Provided records:
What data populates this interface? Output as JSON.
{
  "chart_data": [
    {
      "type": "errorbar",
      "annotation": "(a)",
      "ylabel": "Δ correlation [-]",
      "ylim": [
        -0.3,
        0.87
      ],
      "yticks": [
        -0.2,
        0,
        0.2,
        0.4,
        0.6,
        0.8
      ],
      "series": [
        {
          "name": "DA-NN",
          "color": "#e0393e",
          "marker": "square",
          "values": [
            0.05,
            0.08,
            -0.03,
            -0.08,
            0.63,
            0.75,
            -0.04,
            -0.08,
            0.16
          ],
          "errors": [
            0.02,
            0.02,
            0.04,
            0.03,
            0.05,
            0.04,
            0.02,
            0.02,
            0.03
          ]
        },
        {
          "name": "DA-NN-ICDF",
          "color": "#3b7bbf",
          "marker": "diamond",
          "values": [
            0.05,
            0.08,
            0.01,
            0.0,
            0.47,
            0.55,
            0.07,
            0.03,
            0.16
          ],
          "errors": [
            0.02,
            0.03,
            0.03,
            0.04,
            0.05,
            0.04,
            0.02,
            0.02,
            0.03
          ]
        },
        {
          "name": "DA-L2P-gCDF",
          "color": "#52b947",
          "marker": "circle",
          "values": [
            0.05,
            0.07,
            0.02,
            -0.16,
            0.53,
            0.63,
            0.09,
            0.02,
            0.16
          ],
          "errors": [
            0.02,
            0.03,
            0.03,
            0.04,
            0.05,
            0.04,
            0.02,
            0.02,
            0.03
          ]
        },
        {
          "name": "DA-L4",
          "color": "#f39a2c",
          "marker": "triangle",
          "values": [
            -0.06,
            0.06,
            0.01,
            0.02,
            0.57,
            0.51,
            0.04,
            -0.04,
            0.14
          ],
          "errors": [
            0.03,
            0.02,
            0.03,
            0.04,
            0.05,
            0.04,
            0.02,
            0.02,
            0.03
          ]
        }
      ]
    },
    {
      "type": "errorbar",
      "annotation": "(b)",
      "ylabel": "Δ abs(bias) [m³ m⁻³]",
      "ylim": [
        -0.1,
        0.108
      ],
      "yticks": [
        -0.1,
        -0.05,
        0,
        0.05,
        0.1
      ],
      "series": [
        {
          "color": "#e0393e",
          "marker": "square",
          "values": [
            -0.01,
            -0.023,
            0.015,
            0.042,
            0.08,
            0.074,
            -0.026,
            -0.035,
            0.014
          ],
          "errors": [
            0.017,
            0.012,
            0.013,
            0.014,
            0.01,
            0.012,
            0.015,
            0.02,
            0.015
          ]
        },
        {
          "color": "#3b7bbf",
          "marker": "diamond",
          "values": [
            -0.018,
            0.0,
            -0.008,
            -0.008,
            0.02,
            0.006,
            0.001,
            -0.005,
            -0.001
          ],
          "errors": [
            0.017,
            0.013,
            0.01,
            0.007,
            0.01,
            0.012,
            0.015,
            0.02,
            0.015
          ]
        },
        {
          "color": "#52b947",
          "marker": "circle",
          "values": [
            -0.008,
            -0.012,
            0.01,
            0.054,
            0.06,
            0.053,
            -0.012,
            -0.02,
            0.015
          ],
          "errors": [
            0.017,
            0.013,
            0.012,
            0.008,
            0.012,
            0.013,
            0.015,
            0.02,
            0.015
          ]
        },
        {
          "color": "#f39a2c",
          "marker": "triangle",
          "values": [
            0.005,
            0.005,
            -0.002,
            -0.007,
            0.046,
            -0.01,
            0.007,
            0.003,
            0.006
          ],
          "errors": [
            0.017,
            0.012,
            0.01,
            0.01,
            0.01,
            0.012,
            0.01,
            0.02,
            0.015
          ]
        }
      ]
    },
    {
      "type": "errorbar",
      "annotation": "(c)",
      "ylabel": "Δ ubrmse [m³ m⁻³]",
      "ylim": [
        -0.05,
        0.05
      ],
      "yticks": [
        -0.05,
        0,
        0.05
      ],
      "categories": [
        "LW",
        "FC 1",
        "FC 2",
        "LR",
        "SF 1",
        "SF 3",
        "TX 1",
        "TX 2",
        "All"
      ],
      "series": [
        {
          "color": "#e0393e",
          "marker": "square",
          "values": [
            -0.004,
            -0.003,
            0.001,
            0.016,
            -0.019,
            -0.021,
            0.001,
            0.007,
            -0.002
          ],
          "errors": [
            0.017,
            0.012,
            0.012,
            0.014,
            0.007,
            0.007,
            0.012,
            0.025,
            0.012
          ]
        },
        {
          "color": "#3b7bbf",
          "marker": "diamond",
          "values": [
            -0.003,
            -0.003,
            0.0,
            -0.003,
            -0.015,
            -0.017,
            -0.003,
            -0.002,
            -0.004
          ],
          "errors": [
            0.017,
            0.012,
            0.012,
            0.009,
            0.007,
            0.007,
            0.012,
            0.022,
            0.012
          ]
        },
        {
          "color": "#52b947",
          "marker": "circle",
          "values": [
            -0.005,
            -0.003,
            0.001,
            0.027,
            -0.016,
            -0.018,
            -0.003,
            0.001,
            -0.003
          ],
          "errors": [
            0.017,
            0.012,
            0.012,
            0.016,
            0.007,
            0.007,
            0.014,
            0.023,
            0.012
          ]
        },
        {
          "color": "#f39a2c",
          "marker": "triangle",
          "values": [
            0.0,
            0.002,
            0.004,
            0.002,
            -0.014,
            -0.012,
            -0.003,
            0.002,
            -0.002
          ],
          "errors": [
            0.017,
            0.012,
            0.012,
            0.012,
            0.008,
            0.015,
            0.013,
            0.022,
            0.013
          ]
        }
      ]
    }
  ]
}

Exercise requirements:
Retype the listing exactly, in full.

Result of the task:
What data populates this interface? Output as JSON.
{
  "chart_data": [
    {
      "type": "errorbar",
      "annotation": "(a)",
      "ylabel": "Δ correlation [-]",
      "ylim": [
        -0.3,
        0.87
      ],
      "yticks": [
        -0.2,
        0,
        0.2,
        0.4,
        0.6,
        0.8
      ],
      "series": [
        {
          "name": "DA-NN",
          "color": "#e0393e",
          "marker": "square",
          "values": [
            0.05,
            0.08,
            -0.03,
            -0.08,
            0.63,
            0.75,
            -0.04,
            -0.08,
            0.16
          ],
          "errors": [
            0.02,
            0.02,
            0.04,
            0.03,
            0.05,
            0.04,
            0.02,
            0.02,
            0.03
          ]
        },
        {
          "name": "DA-NN-ICDF",
          "color": "#3b7bbf",
          "marker": "diamond",
          "values": [
            0.05,
            0.08,
            0.01,
            0.0,
            0.47,
            0.55,
            0.07,
            0.03,
            0.16
          ],
          "errors": [
            0.02,
            0.03,
            0.03,
            0.04,
            0.05,
            0.04,
            0.02,
            0.02,
            0.03
          ]
        },
        {
          "name": "DA-L2P-gCDF",
          "color": "#52b947",
          "marker": "circle",
          "values": [
            0.05,
            0.07,
            0.02,
            -0.16,
            0.53,
            0.63,
            0.09,
            0.02,
            0.16
          ],
          "errors": [
            0.02,
            0.03,
            0.03,
            0.04,
            0.05,
            0.04,
            0.02,
            0.02,
            0.03
          ]
        },
        {
          "name": "DA-L4",
          "color": "#f39a2c",
          "marker": "triangle",
          "values": [
            -0.06,
            0.06,
            0.01,
            0.02,
            0.57,
            0.51,
            0.04,
            -0.04,
            0.14
          ],
          "errors": [
            0.03,
            0.02,
            0.03,
            0.04,
            0.05,
            0.04,
            0.02,
            0.02,
            0.03
          ]
        }
      ]
    },
    {
      "type": "errorbar",
      "annotation": "(b)",
      "ylabel": "Δ abs(bias) [m³ m⁻³]",
      "ylim": [
        -0.1,
        0.108
      ],
      "yticks": [
        -0.1,
        -0.05,
        0,
        0.05,
        0.1
      ],
      "series": [
        {
          "color": "#e0393e",
          "marker": "square",
          "values": [
            -0.01,
            -0.023,
            0.015,
            0.042,
            0.08,
            0.074,
            -0.026,
            -0.035,
            0.014
          ],
          "errors": [
            0.017,
            0.012,
            0.013,
            0.014,
            0.01,
            0.012,
            0.015,
            0.02,
            0.015
          ]
        },
        {
          "color": "#3b7bbf",
          "marker": "diamond",
          "values": [
            -0.018,
            0.0,
            -0.008,
            -0.008,
            0.02,
            0.006,
            0.001,
            -0.005,
            -0.001
          ],
          "errors": [
            0.017,
            0.013,
            0.01,
            0.007,
            0.01,
            0.012,
            0.015,
            0.02,
            0.015
          ]
        },
        {
          "color": "#52b947",
          "marker": "circle",
          "values": [
            -0.008,
            -0.012,
            0.01,
            0.054,
            0.06,
            0.053,
            -0.012,
            -0.02,
            0.015
          ],
          "errors": [
            0.017,
            0.013,
            0.012,
            0.008,
            0.012,
            0.013,
            0.015,
            0.02,
            0.015
          ]
        },
        {
          "color": "#f39a2c",
          "marker": "triangle",
          "values": [
            0.005,
            0.005,
            -0.002,
            -0.007,
            0.046,
            -0.01,
            0.007,
            0.003,
            0.006
          ],
          "errors": [
            0.017,
            0.012,
            0.01,
            0.01,
            0.01,
            0.012,
            0.01,
            0.02,
            0.015
          ]
        }
      ]
    },
    {
      "type": "errorbar",
      "annotation": "(c)",
      "ylabel": "Δ ubrmse [m³ m⁻³]",
      "ylim": [
        -0.05,
        0.05
      ],
      "yticks": [
        -0.05,
        0,
        0.05
      ],
      "categories": [
        "LW",
        "FC 1",
        "FC 2",
        "LR",
        "SF 1",
        "SF 3",
        "TX 1",
        "TX 2",
        "All"
      ],
      "series": [
        {
          "color": "#e0393e",
          "marker": "square",
          "values": [
            -0.004,
            -0.003,
            0.001,
            0.016,
            -0.019,
            -0.021,
            0.001,
            0.007,
            -0.002
          ],
          "errors": [
            0.017,
            0.012,
            0.012,
            0.014,
            0.007,
            0.007,
            0.012,
            0.025,
            0.012
          ]
        },
        {
          "color": "#3b7bbf",
          "marker": "diamond",
          "values": [
            -0.003,
            -0.003,
            0.0,
            -0.003,
            -0.015,
            -0.017,
            -0.003,
            -0.002,
            -0.004
          ],
          "errors": [
            0.017,
            0.012,
            0.012,
            0.009,
            0.007,
            0.007,
            0.012,
            0.022,
            0.012
          ]
        },
        {
          "color": "#52b947",
          "marker": "circle",
          "values": [
            -0.005,
            -0.003,
            0.001,
            0.027,
            -0.016,
            -0.018,
            -0.003,
            0.001,
            -0.003
          ],
          "errors": [
            0.017,
            0.012,
            0.012,
            0.016,
            0.007,
            0.007,
            0.014,
            0.023,
            0.012
          ]
        },
        {
          "color": "#f39a2c",
          "marker": "triangle",
          "values": [
            0.0,
            0.002,
            0.004,
            0.002,
            -0.014,
            -0.012,
            -0.003,
            0.002,
            -0.002
          ],
          "errors": [
            0.017,
            0.012,
            0.012,
            0.012,
            0.008,
            0.015,
            0.013,
            0.022,
            0.013
          ]
        }
      ]
    }
  ]
}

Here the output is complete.